(Stored items)
— Begin —

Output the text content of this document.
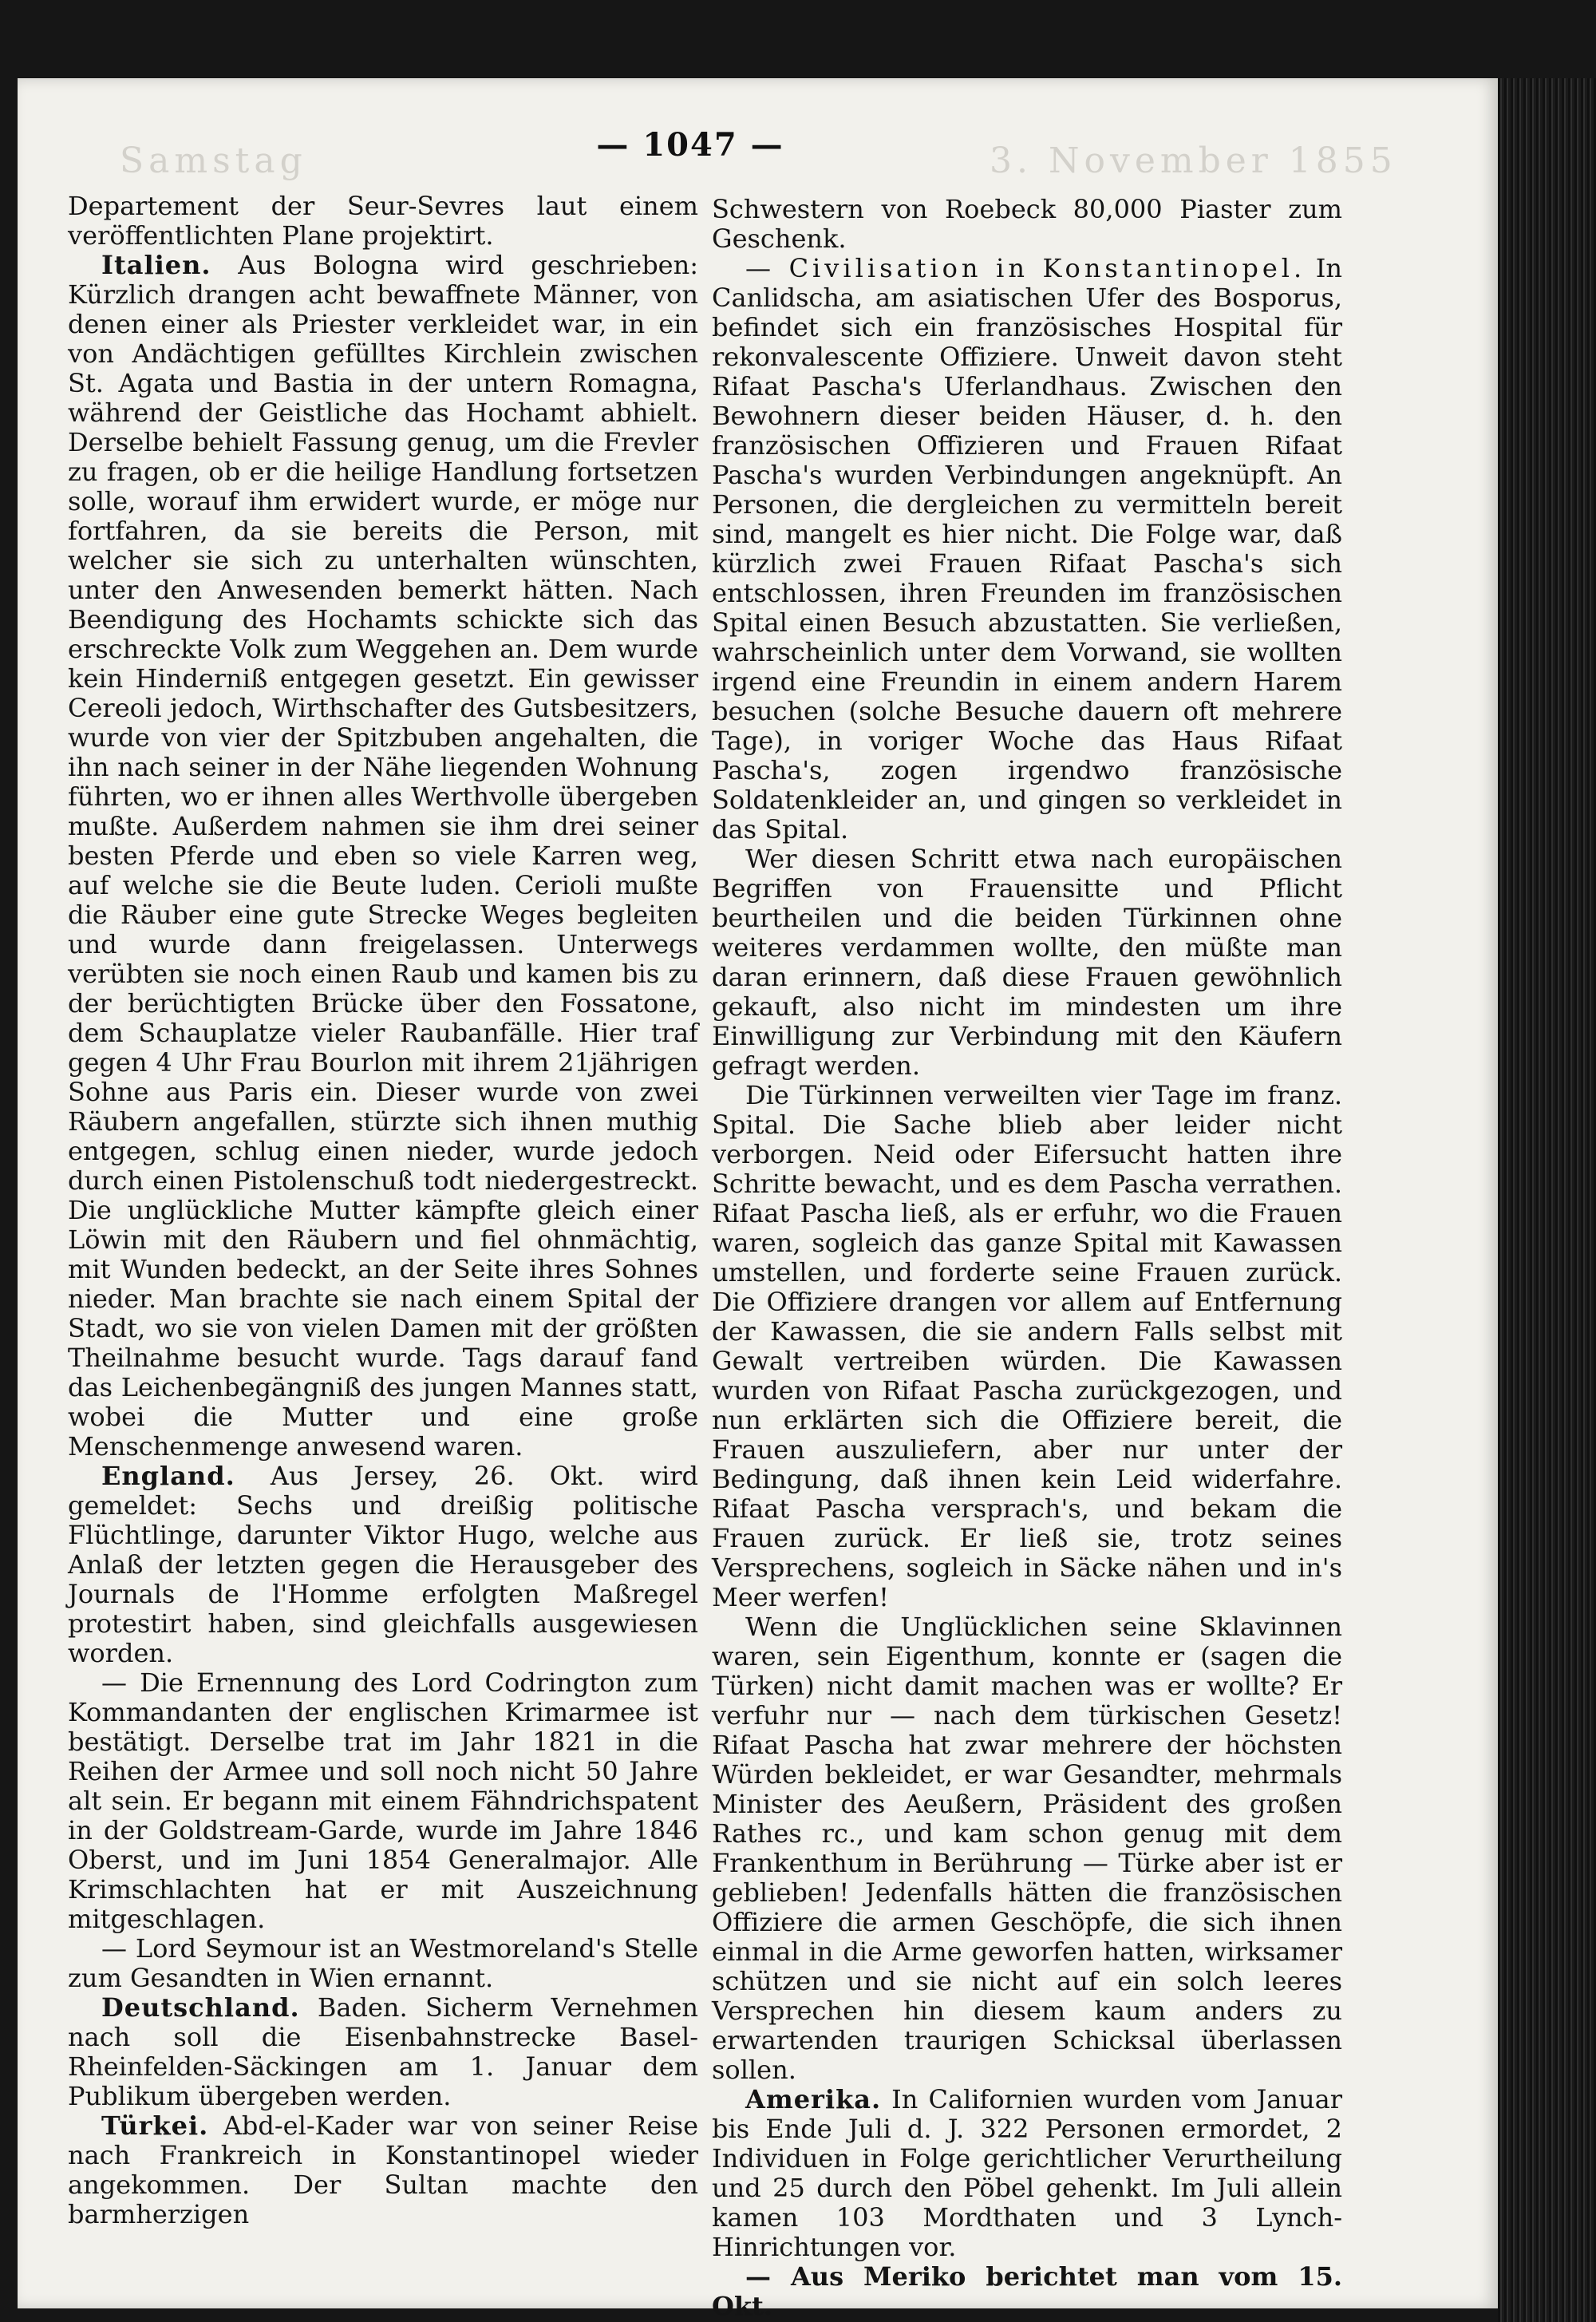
Samstag	3. November 1855
— 1047 —

Departement der Seur-Sevres laut einem veröffentlichten Plane projektirt.

Italien. Aus Bologna wird geschrieben: Kürzlich drangen acht bewaffnete Männer, von denen einer als Priester verkleidet war, in ein von Andächtigen gefülltes Kirchlein zwischen St. Agata und Bastia in der untern Romagna, während der Geistliche das Hochamt abhielt. Derselbe behielt Fassung genug, um die Frevler zu fragen, ob er die heilige Handlung fortsetzen solle, worauf ihm erwidert wurde, er möge nur fortfahren, da sie bereits die Person, mit welcher sie sich zu unterhalten wünschten, unter den Anwesenden bemerkt hätten. Nach Beendigung des Hochamts schickte sich das erschreckte Volk zum Weggehen an. Dem wurde kein Hinderniß entgegen gesetzt. Ein gewisser Cereoli jedoch, Wirthschafter des Gutsbesitzers, wurde von vier der Spitzbuben angehalten, die ihn nach seiner in der Nähe liegenden Wohnung führten, wo er ihnen alles Werthvolle übergeben mußte. Außerdem nahmen sie ihm drei seiner besten Pferde und eben so viele Karren weg, auf welche sie die Beute luden. Cerioli mußte die Räuber eine gute Strecke Weges begleiten und wurde dann freigelassen. Unterwegs verübten sie noch einen Raub und kamen bis zu der berüchtigten Brücke über den Fossatone, dem Schauplatze vieler Raubanfälle. Hier traf gegen 4 Uhr Frau Bourlon mit ihrem 21jährigen Sohne aus Paris ein. Dieser wurde von zwei Räubern angefallen, stürzte sich ihnen muthig entgegen, schlug einen nieder, wurde jedoch durch einen Pistolenschuß todt niedergestreckt. Die unglückliche Mutter kämpfte gleich einer Löwin mit den Räubern und fiel ohnmächtig, mit Wunden bedeckt, an der Seite ihres Sohnes nieder. Man brachte sie nach einem Spital der Stadt, wo sie von vielen Damen mit der größten Theilnahme besucht wurde. Tags darauf fand das Leichenbegängniß des jungen Mannes statt, wobei die Mutter und eine große Menschenmenge anwesend waren.

England. Aus Jersey, 26. Okt. wird gemeldet: Sechs und dreißig politische Flüchtlinge, darunter Viktor Hugo, welche aus Anlaß der letzten gegen die Herausgeber des Journals de l'Homme erfolgten Maßregel protestirt haben, sind gleichfalls ausgewiesen worden.

— Die Ernennung des Lord Codrington zum Kommandanten der englischen Krimarmee ist bestätigt. Derselbe trat im Jahr 1821 in die Reihen der Armee und soll noch nicht 50 Jahre alt sein. Er begann mit einem Fähndrichspatent in der Goldstream-Garde, wurde im Jahre 1846 Oberst, und im Juni 1854 Generalmajor. Alle Krimschlachten hat er mit Auszeichnung mitgeschlagen.

— Lord Seymour ist an Westmoreland's Stelle zum Gesandten in Wien ernannt.

Deutschland. Baden. Sicherm Vernehmen nach soll die Eisenbahnstrecke Basel-Rheinfelden-Säckingen am 1. Januar dem Publikum übergeben werden.

Türkei. Abd-el-Kader war von seiner Reise nach Frankreich in Konstantinopel wieder angekommen. Der Sultan machte den barmherzigen

Schwestern von Roebeck 80,000 Piaster zum Geschenk.

— Civilisation in Konstantinopel. In Canlidscha, am asiatischen Ufer des Bosporus, befindet sich ein französisches Hospital für rekonvalescente Offiziere. Unweit davon steht Rifaat Pascha's Uferlandhaus. Zwischen den Bewohnern dieser beiden Häuser, d. h. den französischen Offizieren und Frauen Rifaat Pascha's wurden Verbindungen angeknüpft. An Personen, die dergleichen zu vermitteln bereit sind, mangelt es hier nicht. Die Folge war, daß kürzlich zwei Frauen Rifaat Pascha's sich entschlossen, ihren Freunden im französischen Spital einen Besuch abzustatten. Sie verließen, wahrscheinlich unter dem Vorwand, sie wollten irgend eine Freundin in einem andern Harem besuchen (solche Besuche dauern oft mehrere Tage), in voriger Woche das Haus Rifaat Pascha's, zogen irgendwo französische Soldatenkleider an, und gingen so verkleidet in das Spital.

Wer diesen Schritt etwa nach europäischen Begriffen von Frauensitte und Pflicht beurtheilen und die beiden Türkinnen ohne weiteres verdammen wollte, den müßte man daran erinnern, daß diese Frauen gewöhnlich gekauft, also nicht im mindesten um ihre Einwilligung zur Verbindung mit den Käufern gefragt werden.

Die Türkinnen verweilten vier Tage im franz. Spital. Die Sache blieb aber leider nicht verborgen. Neid oder Eifersucht hatten ihre Schritte bewacht, und es dem Pascha verrathen. Rifaat Pascha ließ, als er erfuhr, wo die Frauen waren, sogleich das ganze Spital mit Kawassen umstellen, und forderte seine Frauen zurück. Die Offiziere drangen vor allem auf Entfernung der Kawassen, die sie andern Falls selbst mit Gewalt vertreiben würden. Die Kawassen wurden von Rifaat Pascha zurückgezogen, und nun erklärten sich die Offiziere bereit, die Frauen auszuliefern, aber nur unter der Bedingung, daß ihnen kein Leid widerfahre. Rifaat Pascha versprach's, und bekam die Frauen zurück. Er ließ sie, trotz seines Versprechens, sogleich in Säcke nähen und in's Meer werfen!

Wenn die Unglücklichen seine Sklavinnen waren, sein Eigenthum, konnte er (sagen die Türken) nicht damit machen was er wollte? Er verfuhr nur — nach dem türkischen Gesetz! Rifaat Pascha hat zwar mehrere der höchsten Würden bekleidet, er war Gesandter, mehrmals Minister des Aeußern, Präsident des großen Rathes rc., und kam schon genug mit dem Frankenthum in Berührung — Türke aber ist er geblieben! Jedenfalls hätten die französischen Offiziere die armen Geschöpfe, die sich ihnen einmal in die Arme geworfen hatten, wirksamer schützen und sie nicht auf ein solch leeres Versprechen hin diesem kaum anders zu erwartenden traurigen Schicksal überlassen sollen.

Amerika. In Californien wurden vom Januar bis Ende Juli d. J. 322 Personen ermordet, 2 Individuen in Folge gerichtlicher Verurtheilung und 25 durch den Pöbel gehenkt. Im Juli allein kamen 103 Mordthaten und 3 Lynch-Hinrichtungen vor.

— Aus Meriko berichtet man vom 15. Okt.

— End —

**TASK TO COMPLETE:**
Pick out, from the lines above, every one that contains the string "Türkinnen".

**SOLUTION TO THE EXERCISE:**
Wer diesen Schritt etwa nach europäischen Begriffen von Frauensitte und Pflicht beurtheilen und die beiden Türkinnen ohne weiteres verdammen wollte, den müßte man daran erinnern, daß diese Frauen gewöhnlich gekauft, also nicht im mindesten um ihre Einwilligung zur Verbindung mit den Käufern gefragt werden.
Die Türkinnen verweilten vier Tage im franz. Spital. Die Sache blieb aber leider nicht verborgen. Neid oder Eifersucht hatten ihre Schritte bewacht, und es dem Pascha verrathen. Rifaat Pascha ließ, als er erfuhr, wo die Frauen waren, sogleich das ganze Spital mit Kawassen umstellen, und forderte seine Frauen zurück. Die Offiziere drangen vor allem auf Entfernung der Kawassen, die sie andern Falls selbst mit Gewalt vertreiben würden. Die Kawassen wurden von Rifaat Pascha zurückgezogen, und nun erklärten sich die Offiziere bereit, die Frauen auszuliefern, aber nur unter der Bedingung, daß ihnen kein Leid widerfahre. Rifaat Pascha versprach's, und bekam die Frauen zurück. Er ließ sie, trotz seines Versprechens, sogleich in Säcke nähen und in's Meer werfen!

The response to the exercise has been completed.